── MATERIAL FOR THIS TASK ──

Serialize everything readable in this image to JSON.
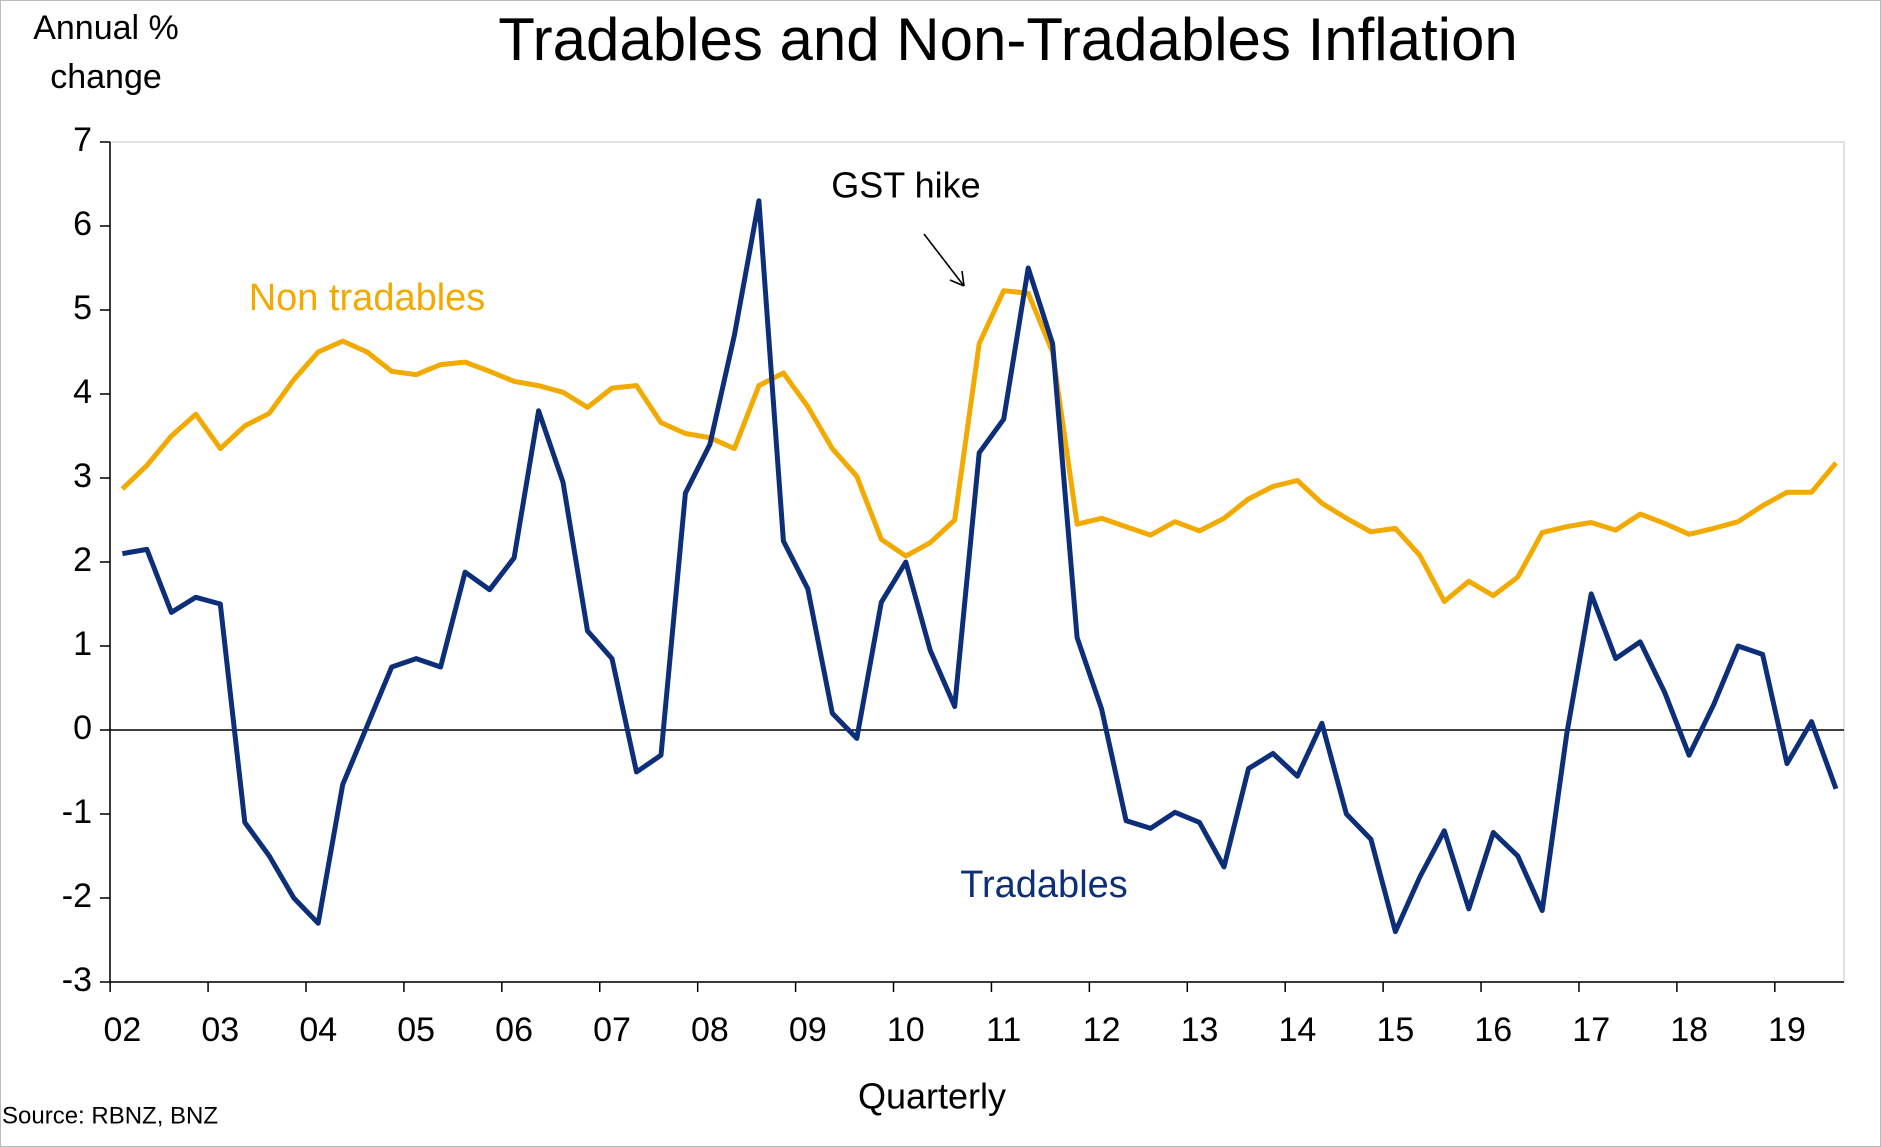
{
  "chart_data": {
    "type": "line",
    "title": "Tradables and Non-Tradables Inflation",
    "ylabel": [
      "Annual %",
      "change"
    ],
    "xlabel": "Quarterly",
    "source": "Source: RBNZ, BNZ",
    "annotations": [
      "GST hike"
    ],
    "categories": [
      "02",
      null,
      null,
      null,
      "03",
      null,
      null,
      null,
      "04",
      null,
      null,
      null,
      "05",
      null,
      null,
      null,
      "06",
      null,
      null,
      null,
      "07",
      null,
      null,
      null,
      "08",
      null,
      null,
      null,
      "09",
      null,
      null,
      null,
      "10",
      null,
      null,
      null,
      "11",
      null,
      null,
      null,
      "12",
      null,
      null,
      null,
      "13",
      null,
      null,
      null,
      "14",
      null,
      null,
      null,
      "15",
      null,
      null,
      null,
      "16",
      null,
      null,
      null,
      "17",
      null,
      null,
      null,
      "18",
      null,
      null,
      null,
      "19",
      null,
      null
    ],
    "series": [
      {
        "name": "Non tradables",
        "color": "#f2a900",
        "values": [
          2.87,
          3.15,
          3.5,
          3.76,
          3.35,
          3.62,
          3.77,
          4.17,
          4.5,
          4.63,
          4.5,
          4.27,
          4.23,
          4.35,
          4.38,
          4.27,
          4.15,
          4.1,
          4.02,
          3.84,
          4.07,
          4.1,
          3.66,
          3.53,
          3.48,
          3.35,
          4.1,
          4.25,
          3.85,
          3.35,
          3.02,
          2.27,
          2.07,
          2.23,
          2.5,
          4.6,
          5.23,
          5.2,
          4.5,
          2.45,
          2.52,
          2.42,
          2.32,
          2.48,
          2.37,
          2.52,
          2.75,
          2.9,
          2.97,
          2.7,
          2.52,
          2.36,
          2.4,
          2.08,
          1.53,
          1.77,
          1.6,
          1.82,
          2.35,
          2.42,
          2.47,
          2.38,
          2.57,
          2.46,
          2.33,
          2.4,
          2.48,
          2.67,
          2.83,
          2.83,
          3.18
        ]
      },
      {
        "name": "Tradables",
        "color": "#0d2f7a",
        "values": [
          2.1,
          2.15,
          1.4,
          1.58,
          1.5,
          -1.1,
          -1.5,
          -2.0,
          -2.3,
          -0.65,
          0.05,
          0.75,
          0.85,
          0.75,
          1.88,
          1.67,
          2.05,
          3.8,
          2.95,
          1.18,
          0.85,
          -0.5,
          -0.3,
          2.82,
          3.4,
          4.7,
          6.3,
          2.25,
          1.68,
          0.2,
          -0.1,
          1.52,
          2.0,
          0.95,
          0.28,
          3.3,
          3.7,
          5.5,
          4.6,
          1.1,
          0.25,
          -1.08,
          -1.17,
          -0.98,
          -1.1,
          -1.63,
          -0.46,
          -0.28,
          -0.55,
          0.08,
          -1.0,
          -1.3,
          -2.4,
          -1.75,
          -1.2,
          -2.13,
          -1.22,
          -1.5,
          -2.15,
          -0.05,
          1.62,
          0.85,
          1.05,
          0.45,
          -0.3,
          0.3,
          1.0,
          0.9,
          -0.4,
          0.1,
          -0.7
        ]
      }
    ],
    "ylim": [
      -3,
      7
    ],
    "yticks": [
      -3,
      -2,
      -1,
      0,
      1,
      2,
      3,
      4,
      5,
      6,
      7
    ],
    "grid": false
  }
}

───

### PROBLEM
Write every record out again exactly; no pictures belong in the copy.

### FULL ANSWER
Serialize everything readable in this image to JSON.
{
  "chart_data": {
    "type": "line",
    "title": "Tradables and Non-Tradables Inflation",
    "ylabel": [
      "Annual %",
      "change"
    ],
    "xlabel": "Quarterly",
    "source": "Source: RBNZ, BNZ",
    "annotations": [
      "GST hike"
    ],
    "categories": [
      "02",
      null,
      null,
      null,
      "03",
      null,
      null,
      null,
      "04",
      null,
      null,
      null,
      "05",
      null,
      null,
      null,
      "06",
      null,
      null,
      null,
      "07",
      null,
      null,
      null,
      "08",
      null,
      null,
      null,
      "09",
      null,
      null,
      null,
      "10",
      null,
      null,
      null,
      "11",
      null,
      null,
      null,
      "12",
      null,
      null,
      null,
      "13",
      null,
      null,
      null,
      "14",
      null,
      null,
      null,
      "15",
      null,
      null,
      null,
      "16",
      null,
      null,
      null,
      "17",
      null,
      null,
      null,
      "18",
      null,
      null,
      null,
      "19",
      null,
      null
    ],
    "series": [
      {
        "name": "Non tradables",
        "color": "#f2a900",
        "values": [
          2.87,
          3.15,
          3.5,
          3.76,
          3.35,
          3.62,
          3.77,
          4.17,
          4.5,
          4.63,
          4.5,
          4.27,
          4.23,
          4.35,
          4.38,
          4.27,
          4.15,
          4.1,
          4.02,
          3.84,
          4.07,
          4.1,
          3.66,
          3.53,
          3.48,
          3.35,
          4.1,
          4.25,
          3.85,
          3.35,
          3.02,
          2.27,
          2.07,
          2.23,
          2.5,
          4.6,
          5.23,
          5.2,
          4.5,
          2.45,
          2.52,
          2.42,
          2.32,
          2.48,
          2.37,
          2.52,
          2.75,
          2.9,
          2.97,
          2.7,
          2.52,
          2.36,
          2.4,
          2.08,
          1.53,
          1.77,
          1.6,
          1.82,
          2.35,
          2.42,
          2.47,
          2.38,
          2.57,
          2.46,
          2.33,
          2.4,
          2.48,
          2.67,
          2.83,
          2.83,
          3.18
        ]
      },
      {
        "name": "Tradables",
        "color": "#0d2f7a",
        "values": [
          2.1,
          2.15,
          1.4,
          1.58,
          1.5,
          -1.1,
          -1.5,
          -2.0,
          -2.3,
          -0.65,
          0.05,
          0.75,
          0.85,
          0.75,
          1.88,
          1.67,
          2.05,
          3.8,
          2.95,
          1.18,
          0.85,
          -0.5,
          -0.3,
          2.82,
          3.4,
          4.7,
          6.3,
          2.25,
          1.68,
          0.2,
          -0.1,
          1.52,
          2.0,
          0.95,
          0.28,
          3.3,
          3.7,
          5.5,
          4.6,
          1.1,
          0.25,
          -1.08,
          -1.17,
          -0.98,
          -1.1,
          -1.63,
          -0.46,
          -0.28,
          -0.55,
          0.08,
          -1.0,
          -1.3,
          -2.4,
          -1.75,
          -1.2,
          -2.13,
          -1.22,
          -1.5,
          -2.15,
          -0.05,
          1.62,
          0.85,
          1.05,
          0.45,
          -0.3,
          0.3,
          1.0,
          0.9,
          -0.4,
          0.1,
          -0.7
        ]
      }
    ],
    "ylim": [
      -3,
      7
    ],
    "yticks": [
      -3,
      -2,
      -1,
      0,
      1,
      2,
      3,
      4,
      5,
      6,
      7
    ],
    "grid": false
  }
}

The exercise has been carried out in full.